[GIVEN DATA]:
^^^^
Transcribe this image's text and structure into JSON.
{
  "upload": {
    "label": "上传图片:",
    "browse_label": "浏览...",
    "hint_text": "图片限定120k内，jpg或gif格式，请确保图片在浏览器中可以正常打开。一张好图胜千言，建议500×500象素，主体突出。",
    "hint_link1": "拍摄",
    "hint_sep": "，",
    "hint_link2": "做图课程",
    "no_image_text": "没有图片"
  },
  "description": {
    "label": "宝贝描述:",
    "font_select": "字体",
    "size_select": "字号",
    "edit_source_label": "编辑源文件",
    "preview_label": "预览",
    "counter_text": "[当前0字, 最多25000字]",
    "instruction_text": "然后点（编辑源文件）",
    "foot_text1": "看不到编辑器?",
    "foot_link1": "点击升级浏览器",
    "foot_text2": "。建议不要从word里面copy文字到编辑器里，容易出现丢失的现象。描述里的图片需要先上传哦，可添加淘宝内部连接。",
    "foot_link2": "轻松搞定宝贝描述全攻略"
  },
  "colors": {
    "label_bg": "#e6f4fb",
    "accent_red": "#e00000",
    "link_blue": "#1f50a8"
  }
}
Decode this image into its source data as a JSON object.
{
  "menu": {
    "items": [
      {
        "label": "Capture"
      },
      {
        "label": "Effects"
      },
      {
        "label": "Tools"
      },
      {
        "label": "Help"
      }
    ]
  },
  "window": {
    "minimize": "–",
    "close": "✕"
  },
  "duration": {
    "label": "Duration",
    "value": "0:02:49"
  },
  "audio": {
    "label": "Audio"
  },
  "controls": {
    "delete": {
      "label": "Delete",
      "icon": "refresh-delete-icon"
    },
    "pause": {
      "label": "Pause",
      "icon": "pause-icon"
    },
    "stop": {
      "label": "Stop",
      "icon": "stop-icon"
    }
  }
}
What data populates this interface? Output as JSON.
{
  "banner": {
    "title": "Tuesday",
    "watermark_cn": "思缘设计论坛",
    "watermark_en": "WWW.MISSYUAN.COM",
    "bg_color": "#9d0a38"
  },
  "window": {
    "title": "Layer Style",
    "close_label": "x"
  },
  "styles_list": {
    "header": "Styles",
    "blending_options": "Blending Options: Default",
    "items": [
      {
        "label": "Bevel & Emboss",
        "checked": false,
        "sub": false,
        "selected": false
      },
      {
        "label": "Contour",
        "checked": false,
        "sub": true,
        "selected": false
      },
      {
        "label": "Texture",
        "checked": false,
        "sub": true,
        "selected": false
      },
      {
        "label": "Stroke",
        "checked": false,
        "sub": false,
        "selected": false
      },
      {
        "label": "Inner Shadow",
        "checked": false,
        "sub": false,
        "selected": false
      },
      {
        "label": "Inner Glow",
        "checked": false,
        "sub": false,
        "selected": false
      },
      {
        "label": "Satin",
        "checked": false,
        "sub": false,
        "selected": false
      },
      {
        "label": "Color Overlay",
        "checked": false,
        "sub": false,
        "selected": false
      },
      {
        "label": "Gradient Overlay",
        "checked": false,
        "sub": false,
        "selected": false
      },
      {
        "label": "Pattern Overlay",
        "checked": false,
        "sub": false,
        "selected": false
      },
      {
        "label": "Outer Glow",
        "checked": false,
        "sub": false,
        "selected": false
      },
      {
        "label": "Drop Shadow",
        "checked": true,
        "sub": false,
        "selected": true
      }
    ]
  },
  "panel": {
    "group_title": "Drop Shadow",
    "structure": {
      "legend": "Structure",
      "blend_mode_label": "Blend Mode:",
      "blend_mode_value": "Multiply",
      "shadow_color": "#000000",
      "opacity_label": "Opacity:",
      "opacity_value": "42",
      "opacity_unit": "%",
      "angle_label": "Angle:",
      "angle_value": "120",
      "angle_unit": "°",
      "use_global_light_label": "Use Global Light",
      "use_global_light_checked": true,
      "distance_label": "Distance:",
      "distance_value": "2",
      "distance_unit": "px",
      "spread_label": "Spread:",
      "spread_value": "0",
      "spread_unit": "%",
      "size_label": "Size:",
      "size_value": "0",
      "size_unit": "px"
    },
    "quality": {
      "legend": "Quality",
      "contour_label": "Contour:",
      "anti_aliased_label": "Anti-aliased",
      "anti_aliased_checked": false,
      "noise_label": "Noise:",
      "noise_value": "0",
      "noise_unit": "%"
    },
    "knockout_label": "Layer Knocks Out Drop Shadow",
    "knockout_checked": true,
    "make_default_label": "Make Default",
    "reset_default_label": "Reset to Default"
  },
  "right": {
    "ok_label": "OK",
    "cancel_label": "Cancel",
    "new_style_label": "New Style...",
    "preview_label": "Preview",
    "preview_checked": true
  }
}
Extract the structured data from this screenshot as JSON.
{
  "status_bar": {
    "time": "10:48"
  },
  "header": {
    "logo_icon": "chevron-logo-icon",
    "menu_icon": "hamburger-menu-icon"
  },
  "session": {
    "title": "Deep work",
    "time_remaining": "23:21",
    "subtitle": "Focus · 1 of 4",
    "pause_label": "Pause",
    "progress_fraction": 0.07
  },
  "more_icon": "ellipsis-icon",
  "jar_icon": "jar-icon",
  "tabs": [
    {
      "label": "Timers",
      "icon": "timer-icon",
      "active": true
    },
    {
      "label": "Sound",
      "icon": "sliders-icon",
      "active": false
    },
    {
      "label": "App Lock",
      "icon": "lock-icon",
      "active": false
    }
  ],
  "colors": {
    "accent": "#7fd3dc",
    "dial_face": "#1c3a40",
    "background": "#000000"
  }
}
^^^^
[WHAT IS EXPECTED]:
From the listing above, copy out each line where the word "icon" appears.

[EXERCISE OUTPUT]:
      "icon": "refresh-delete-icon"
      "icon": "pause-icon"
      "icon": "stop-icon"
    "logo_icon": "chevron-logo-icon",
    "menu_icon": "hamburger-menu-icon"
  "more_icon": "ellipsis-icon",
  "jar_icon": "jar-icon",
      "icon": "timer-icon",
      "icon": "sliders-icon",
      "icon": "lock-icon",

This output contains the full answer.